[start Input rows]

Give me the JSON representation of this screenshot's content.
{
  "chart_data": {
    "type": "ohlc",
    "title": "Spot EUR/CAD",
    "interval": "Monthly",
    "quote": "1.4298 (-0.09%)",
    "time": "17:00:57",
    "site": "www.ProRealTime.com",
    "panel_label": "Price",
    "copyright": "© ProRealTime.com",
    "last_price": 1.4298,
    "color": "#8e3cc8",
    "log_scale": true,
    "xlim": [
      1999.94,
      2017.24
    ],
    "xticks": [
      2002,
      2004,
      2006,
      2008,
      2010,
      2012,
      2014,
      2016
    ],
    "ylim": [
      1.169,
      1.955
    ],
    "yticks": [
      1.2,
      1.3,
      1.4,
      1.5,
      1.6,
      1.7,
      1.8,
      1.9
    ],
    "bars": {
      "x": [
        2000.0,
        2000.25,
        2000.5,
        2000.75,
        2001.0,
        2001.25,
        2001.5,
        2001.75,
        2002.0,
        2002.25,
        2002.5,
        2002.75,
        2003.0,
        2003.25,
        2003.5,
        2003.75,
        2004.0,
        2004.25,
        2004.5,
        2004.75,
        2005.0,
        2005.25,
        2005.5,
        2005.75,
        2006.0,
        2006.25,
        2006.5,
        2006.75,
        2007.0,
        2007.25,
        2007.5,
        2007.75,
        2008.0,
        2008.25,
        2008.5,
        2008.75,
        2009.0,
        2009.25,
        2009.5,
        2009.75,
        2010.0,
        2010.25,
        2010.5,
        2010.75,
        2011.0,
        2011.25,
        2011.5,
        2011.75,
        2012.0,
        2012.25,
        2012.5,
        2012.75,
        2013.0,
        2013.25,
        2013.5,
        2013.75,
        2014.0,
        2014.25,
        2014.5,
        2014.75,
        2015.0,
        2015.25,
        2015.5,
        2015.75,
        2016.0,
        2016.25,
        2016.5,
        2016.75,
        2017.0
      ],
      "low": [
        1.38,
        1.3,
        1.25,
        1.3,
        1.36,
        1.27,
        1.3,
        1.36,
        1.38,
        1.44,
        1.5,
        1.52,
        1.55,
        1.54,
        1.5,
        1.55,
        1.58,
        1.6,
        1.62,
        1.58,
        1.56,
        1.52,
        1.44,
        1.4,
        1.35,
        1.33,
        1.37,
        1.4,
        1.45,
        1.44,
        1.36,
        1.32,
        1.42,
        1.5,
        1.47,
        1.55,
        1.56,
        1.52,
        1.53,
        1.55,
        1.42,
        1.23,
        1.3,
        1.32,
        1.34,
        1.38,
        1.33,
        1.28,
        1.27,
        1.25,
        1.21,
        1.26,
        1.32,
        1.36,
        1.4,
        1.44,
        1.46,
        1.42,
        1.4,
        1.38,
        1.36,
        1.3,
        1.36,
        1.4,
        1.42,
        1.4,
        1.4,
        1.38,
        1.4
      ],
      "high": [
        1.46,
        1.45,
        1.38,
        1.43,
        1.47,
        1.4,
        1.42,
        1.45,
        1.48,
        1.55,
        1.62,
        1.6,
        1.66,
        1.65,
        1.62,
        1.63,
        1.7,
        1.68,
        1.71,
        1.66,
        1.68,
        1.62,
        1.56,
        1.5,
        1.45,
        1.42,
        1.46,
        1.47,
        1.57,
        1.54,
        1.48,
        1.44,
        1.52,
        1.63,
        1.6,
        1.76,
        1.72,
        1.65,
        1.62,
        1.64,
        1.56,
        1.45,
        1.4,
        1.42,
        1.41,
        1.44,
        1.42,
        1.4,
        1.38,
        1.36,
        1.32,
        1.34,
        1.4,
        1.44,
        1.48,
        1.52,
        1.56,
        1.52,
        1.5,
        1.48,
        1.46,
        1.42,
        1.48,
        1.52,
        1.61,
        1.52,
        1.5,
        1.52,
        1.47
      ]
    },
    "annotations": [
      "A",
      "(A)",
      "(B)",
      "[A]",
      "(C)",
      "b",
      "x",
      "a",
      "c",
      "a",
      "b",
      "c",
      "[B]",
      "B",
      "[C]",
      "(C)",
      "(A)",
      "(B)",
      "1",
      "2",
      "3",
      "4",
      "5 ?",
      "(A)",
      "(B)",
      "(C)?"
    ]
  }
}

[end Input rows]

▸ Requirements
Reply with only the number of lines in the entries that contain the word "ProRealTime".

▸ Expected output
2